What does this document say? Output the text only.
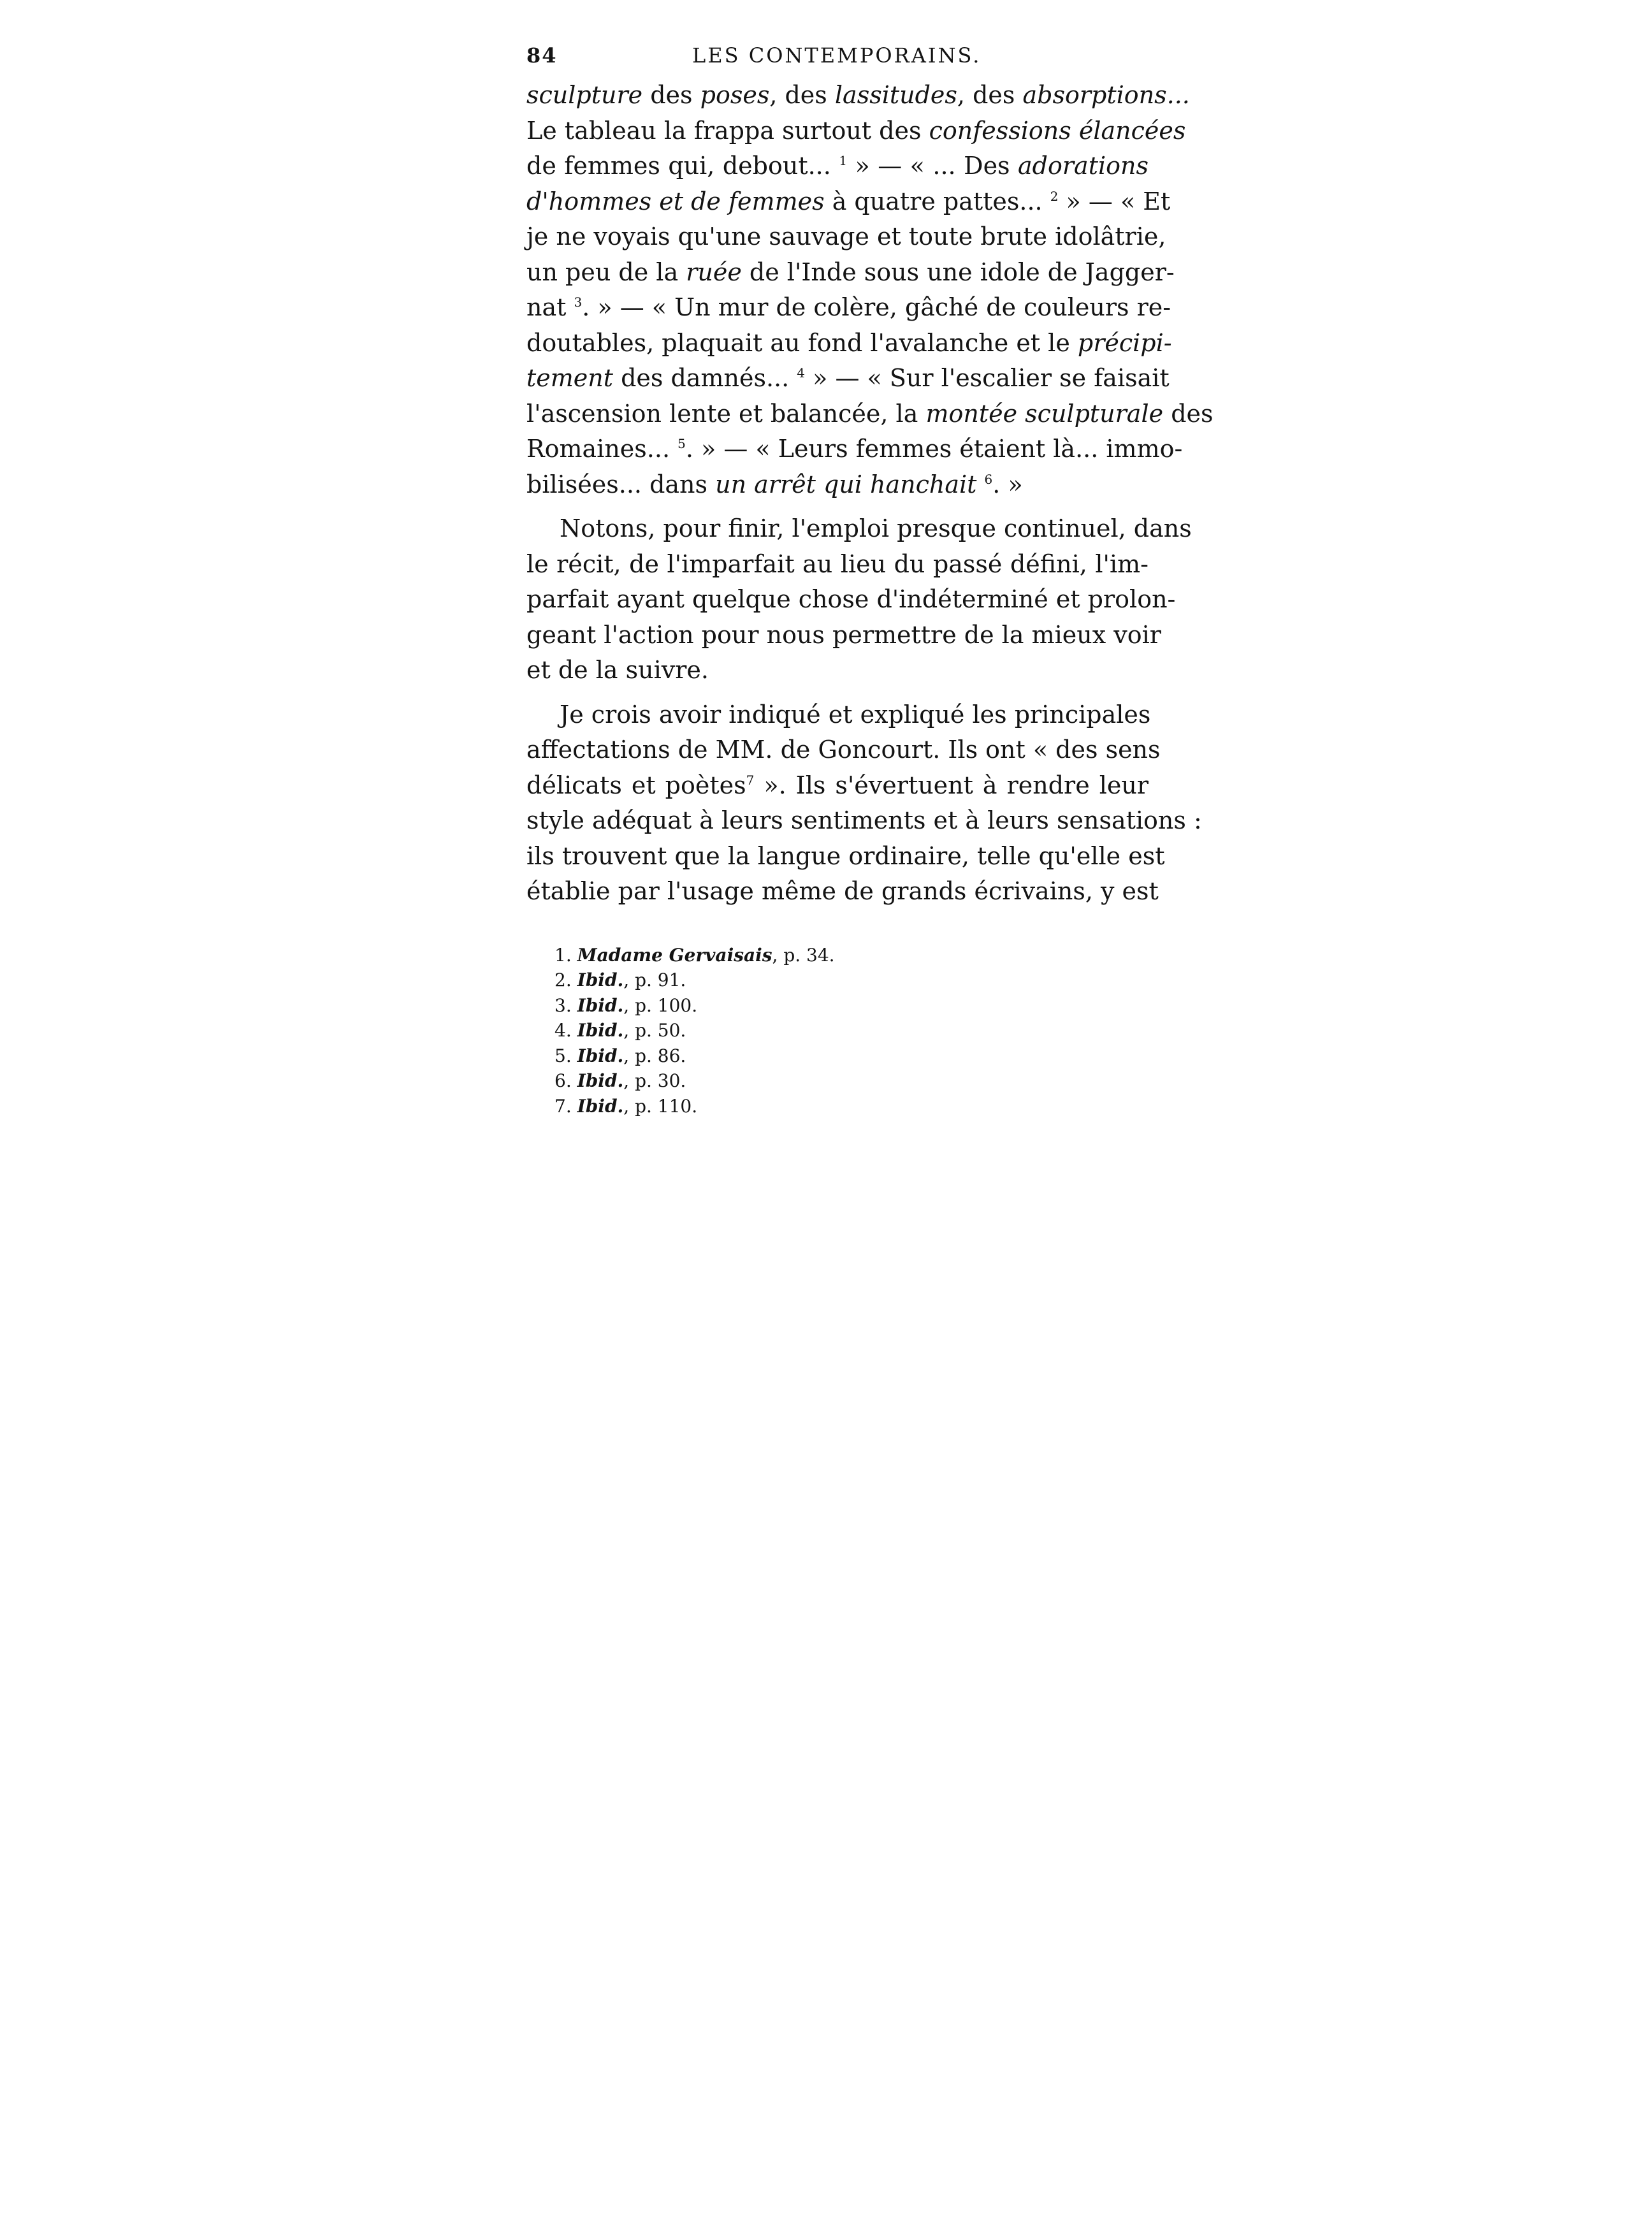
84	LES CONTEMPORAINS.
sculpture des poses, des lassitudes, des absorptions...
Le tableau la frappa surtout des confessions élancées
de femmes qui, debout... $^1$ » — « ... Des adorations
d'hommes et de femmes à quatre pattes... $^2$ » — « Et
je ne voyais qu'une sauvage et toute brute idolâtrie,
un peu de la ruée de l'Inde sous une idole de Jagger-
nat $^3$. » — « Un mur de colère, gâché de couleurs re-
doutables, plaquait au fond l'avalanche et le précipi-
tement des damnés... $^4$ » — « Sur l'escalier se faisait
l'ascension lente et balancée, la montée sculpturale des
Romaines... $^5$. » — « Leurs femmes étaient là... immo-
bilisées... dans un arrêt qui hanchait $^6$. »
Notons, pour finir, l'emploi presque continuel, dans
le récit, de l'imparfait au lieu du passé défini, l'im-
parfait ayant quelque chose d'indéterminé et prolon-
geant l'action pour nous permettre de la mieux voir
et de la suivre.
Je crois avoir indiqué et expliqué les principales
affectations de MM. de Goncourt. Ils ont « des sens
délicats et poètes$^7$ ». Ils s'évertuent à rendre leur
style adéquat à leurs sentiments et à leurs sensations :
ils trouvent que la langue ordinaire, telle qu'elle est
établie par l'usage même de grands écrivains, y est
1. Madame Gervaisais, p. 34.
2. Ibid., p. 91.
3. Ibid., p. 100.
4. Ibid., p. 50.
5. Ibid., p. 86.
6. Ibid., p. 30.
7. Ibid., p. 110.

■ ■ ■ ■

### EXERCISE AIM
Transcribe all the lines above exactly, apart from the pictures.

### WRITTEN ANSWER
What does this document say? Output the text only.
84	LES CONTEMPORAINS.
sculpture des poses, des lassitudes, des absorptions...
Le tableau la frappa surtout des confessions élancées
de femmes qui, debout... $^1$ » — « ... Des adorations
d'hommes et de femmes à quatre pattes... $^2$ » — « Et
je ne voyais qu'une sauvage et toute brute idolâtrie,
un peu de la ruée de l'Inde sous une idole de Jagger-
nat $^3$. » — « Un mur de colère, gâché de couleurs re-
doutables, plaquait au fond l'avalanche et le précipi-
tement des damnés... $^4$ » — « Sur l'escalier se faisait
l'ascension lente et balancée, la montée sculpturale des
Romaines... $^5$. » — « Leurs femmes étaient là... immo-
bilisées... dans un arrêt qui hanchait $^6$. »
Notons, pour finir, l'emploi presque continuel, dans
le récit, de l'imparfait au lieu du passé défini, l'im-
parfait ayant quelque chose d'indéterminé et prolon-
geant l'action pour nous permettre de la mieux voir
et de la suivre.
Je crois avoir indiqué et expliqué les principales
affectations de MM. de Goncourt. Ils ont « des sens
délicats et poètes$^7$ ». Ils s'évertuent à rendre leur
style adéquat à leurs sentiments et à leurs sensations :
ils trouvent que la langue ordinaire, telle qu'elle est
établie par l'usage même de grands écrivains, y est
1. Madame Gervaisais, p. 34.
2. Ibid., p. 91.
3. Ibid., p. 100.
4. Ibid., p. 50.
5. Ibid., p. 86.
6. Ibid., p. 30.
7. Ibid., p. 110.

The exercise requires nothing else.